Find the string "footer" in the listing and report every line that has it.

# start of RECORDS FOR THE TASK

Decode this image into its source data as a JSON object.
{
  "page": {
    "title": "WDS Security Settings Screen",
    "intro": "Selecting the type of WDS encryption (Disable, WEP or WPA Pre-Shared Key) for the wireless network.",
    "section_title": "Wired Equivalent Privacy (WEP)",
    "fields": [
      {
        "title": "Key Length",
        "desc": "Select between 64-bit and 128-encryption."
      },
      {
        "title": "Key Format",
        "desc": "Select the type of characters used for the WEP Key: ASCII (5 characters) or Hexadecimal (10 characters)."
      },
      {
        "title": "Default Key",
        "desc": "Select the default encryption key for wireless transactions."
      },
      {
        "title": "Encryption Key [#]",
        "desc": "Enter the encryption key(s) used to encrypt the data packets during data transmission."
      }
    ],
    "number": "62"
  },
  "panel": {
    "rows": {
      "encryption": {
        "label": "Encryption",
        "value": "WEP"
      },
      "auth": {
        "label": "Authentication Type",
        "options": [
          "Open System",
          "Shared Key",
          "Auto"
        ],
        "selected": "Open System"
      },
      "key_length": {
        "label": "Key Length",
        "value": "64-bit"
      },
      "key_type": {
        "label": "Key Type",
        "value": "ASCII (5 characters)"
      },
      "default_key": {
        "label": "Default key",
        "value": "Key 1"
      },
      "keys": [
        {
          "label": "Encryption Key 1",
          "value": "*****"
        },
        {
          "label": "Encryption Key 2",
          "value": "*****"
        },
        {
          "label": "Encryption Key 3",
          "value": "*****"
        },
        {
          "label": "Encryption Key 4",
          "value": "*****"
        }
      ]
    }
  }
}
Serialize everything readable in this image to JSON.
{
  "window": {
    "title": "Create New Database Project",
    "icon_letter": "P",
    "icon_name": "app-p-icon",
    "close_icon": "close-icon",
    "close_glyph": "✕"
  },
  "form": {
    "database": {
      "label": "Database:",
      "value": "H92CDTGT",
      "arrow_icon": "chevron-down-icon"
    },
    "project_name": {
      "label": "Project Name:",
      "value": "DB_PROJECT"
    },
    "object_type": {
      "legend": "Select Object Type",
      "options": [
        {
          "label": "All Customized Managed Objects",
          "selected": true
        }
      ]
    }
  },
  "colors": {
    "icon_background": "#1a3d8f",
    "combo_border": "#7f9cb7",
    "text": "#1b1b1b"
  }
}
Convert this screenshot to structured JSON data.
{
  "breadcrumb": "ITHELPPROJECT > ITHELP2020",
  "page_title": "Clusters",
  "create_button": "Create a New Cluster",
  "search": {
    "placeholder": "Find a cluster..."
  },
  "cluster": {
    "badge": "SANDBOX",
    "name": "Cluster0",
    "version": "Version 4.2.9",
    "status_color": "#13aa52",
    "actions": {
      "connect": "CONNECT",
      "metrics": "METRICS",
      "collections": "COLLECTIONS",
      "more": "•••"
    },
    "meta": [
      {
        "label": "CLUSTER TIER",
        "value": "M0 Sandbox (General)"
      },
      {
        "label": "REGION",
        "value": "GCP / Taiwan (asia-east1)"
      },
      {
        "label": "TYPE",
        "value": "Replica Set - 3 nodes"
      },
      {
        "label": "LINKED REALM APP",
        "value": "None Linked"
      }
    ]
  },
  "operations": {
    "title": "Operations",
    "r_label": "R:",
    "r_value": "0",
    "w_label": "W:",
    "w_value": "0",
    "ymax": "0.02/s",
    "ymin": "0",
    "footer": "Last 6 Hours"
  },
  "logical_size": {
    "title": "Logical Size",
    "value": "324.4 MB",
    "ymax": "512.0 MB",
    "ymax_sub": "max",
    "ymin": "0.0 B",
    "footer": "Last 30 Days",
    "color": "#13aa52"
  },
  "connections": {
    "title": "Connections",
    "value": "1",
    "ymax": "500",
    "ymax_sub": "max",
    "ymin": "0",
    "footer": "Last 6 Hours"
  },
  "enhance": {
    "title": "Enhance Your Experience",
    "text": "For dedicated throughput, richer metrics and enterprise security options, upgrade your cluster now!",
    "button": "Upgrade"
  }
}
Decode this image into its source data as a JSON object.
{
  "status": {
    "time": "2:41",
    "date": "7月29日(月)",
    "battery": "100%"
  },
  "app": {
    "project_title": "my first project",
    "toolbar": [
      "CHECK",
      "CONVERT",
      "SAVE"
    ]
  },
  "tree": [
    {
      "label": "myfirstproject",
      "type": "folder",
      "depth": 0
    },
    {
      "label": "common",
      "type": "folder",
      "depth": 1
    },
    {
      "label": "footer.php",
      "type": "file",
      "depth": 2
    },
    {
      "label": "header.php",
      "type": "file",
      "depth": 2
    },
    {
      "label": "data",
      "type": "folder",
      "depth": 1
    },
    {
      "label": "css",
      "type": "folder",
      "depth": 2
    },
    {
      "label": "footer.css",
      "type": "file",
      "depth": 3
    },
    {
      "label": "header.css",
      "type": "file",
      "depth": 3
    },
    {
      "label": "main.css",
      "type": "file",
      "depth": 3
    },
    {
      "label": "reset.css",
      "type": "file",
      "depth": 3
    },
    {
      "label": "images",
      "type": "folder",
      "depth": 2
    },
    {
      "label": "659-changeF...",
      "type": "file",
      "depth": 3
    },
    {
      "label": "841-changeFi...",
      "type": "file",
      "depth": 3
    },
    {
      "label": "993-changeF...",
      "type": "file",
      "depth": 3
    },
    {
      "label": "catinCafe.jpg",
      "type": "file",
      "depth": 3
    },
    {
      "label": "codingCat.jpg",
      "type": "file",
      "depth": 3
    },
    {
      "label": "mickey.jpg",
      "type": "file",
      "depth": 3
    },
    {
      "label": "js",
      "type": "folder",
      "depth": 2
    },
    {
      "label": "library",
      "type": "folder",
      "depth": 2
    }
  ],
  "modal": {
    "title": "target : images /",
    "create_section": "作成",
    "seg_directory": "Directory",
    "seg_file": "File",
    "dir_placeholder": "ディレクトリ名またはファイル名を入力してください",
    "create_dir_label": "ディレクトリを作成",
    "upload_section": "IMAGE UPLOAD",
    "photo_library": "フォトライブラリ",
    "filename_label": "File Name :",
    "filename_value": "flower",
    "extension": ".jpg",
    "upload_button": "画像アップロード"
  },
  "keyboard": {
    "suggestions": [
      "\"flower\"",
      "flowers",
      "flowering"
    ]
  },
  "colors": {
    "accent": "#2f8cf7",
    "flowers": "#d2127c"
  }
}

# end of RECORDS FOR THE TASK

RESULT FOR THIS EXERCISE:
    "footer": "Last 6 Hours"
    "footer": "Last 30 Days",
    "footer": "Last 6 Hours"
      "label": "footer.php",
      "label": "footer.css",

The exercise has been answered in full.